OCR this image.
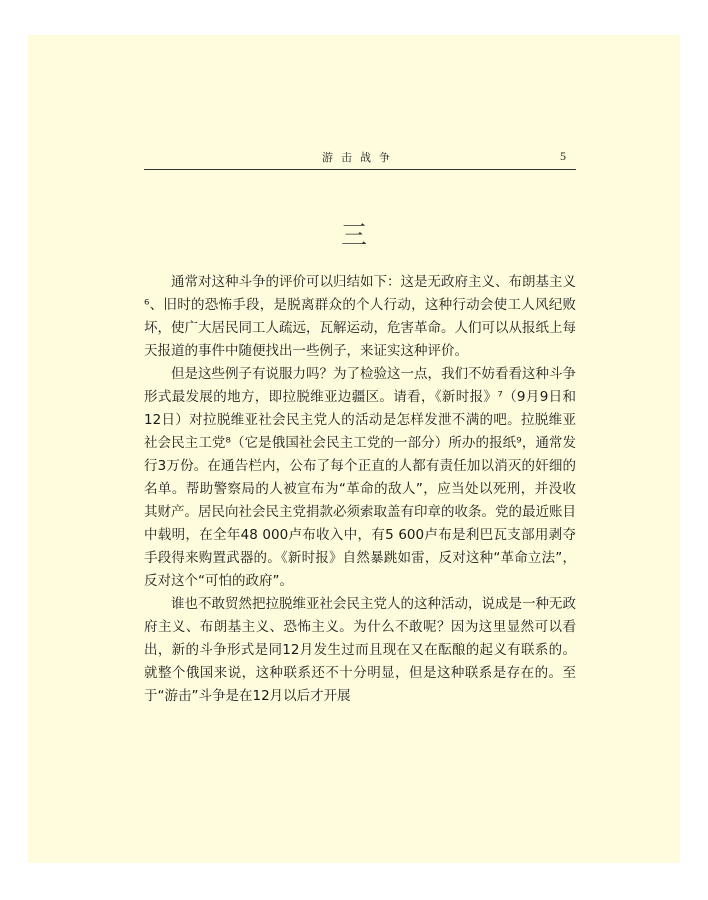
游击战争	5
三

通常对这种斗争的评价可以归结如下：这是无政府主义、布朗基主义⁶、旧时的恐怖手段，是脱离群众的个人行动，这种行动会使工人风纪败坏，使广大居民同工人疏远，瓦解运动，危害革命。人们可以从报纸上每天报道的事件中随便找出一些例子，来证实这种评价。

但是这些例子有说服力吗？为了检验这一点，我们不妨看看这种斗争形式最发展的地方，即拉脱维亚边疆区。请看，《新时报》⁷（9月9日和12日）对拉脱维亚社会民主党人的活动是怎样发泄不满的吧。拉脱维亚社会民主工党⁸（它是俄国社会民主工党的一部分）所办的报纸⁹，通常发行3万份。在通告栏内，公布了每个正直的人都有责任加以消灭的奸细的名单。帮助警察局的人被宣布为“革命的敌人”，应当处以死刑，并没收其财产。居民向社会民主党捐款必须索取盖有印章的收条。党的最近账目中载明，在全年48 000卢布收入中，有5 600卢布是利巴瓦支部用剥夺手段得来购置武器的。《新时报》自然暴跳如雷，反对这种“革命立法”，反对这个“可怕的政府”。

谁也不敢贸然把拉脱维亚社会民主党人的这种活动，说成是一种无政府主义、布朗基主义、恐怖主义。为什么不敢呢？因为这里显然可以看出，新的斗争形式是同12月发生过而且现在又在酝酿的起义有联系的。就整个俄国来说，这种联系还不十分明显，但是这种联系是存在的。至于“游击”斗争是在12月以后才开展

* * *

__Given exercise__: The records above must be echoed exactly, minus their pictures.

__Task output__:
OCR this image.
游击战争	5
三

通常对这种斗争的评价可以归结如下：这是无政府主义、布朗基主义⁶、旧时的恐怖手段，是脱离群众的个人行动，这种行动会使工人风纪败坏，使广大居民同工人疏远，瓦解运动，危害革命。人们可以从报纸上每天报道的事件中随便找出一些例子，来证实这种评价。

但是这些例子有说服力吗？为了检验这一点，我们不妨看看这种斗争形式最发展的地方，即拉脱维亚边疆区。请看，《新时报》⁷（9月9日和12日）对拉脱维亚社会民主党人的活动是怎样发泄不满的吧。拉脱维亚社会民主工党⁸（它是俄国社会民主工党的一部分）所办的报纸⁹，通常发行3万份。在通告栏内，公布了每个正直的人都有责任加以消灭的奸细的名单。帮助警察局的人被宣布为“革命的敌人”，应当处以死刑，并没收其财产。居民向社会民主党捐款必须索取盖有印章的收条。党的最近账目中载明，在全年48 000卢布收入中，有5 600卢布是利巴瓦支部用剥夺手段得来购置武器的。《新时报》自然暴跳如雷，反对这种“革命立法”，反对这个“可怕的政府”。

谁也不敢贸然把拉脱维亚社会民主党人的这种活动，说成是一种无政府主义、布朗基主义、恐怖主义。为什么不敢呢？因为这里显然可以看出，新的斗争形式是同12月发生过而且现在又在酝酿的起义有联系的。就整个俄国来说，这种联系还不十分明显，但是这种联系是存在的。至于“游击”斗争是在12月以后才开展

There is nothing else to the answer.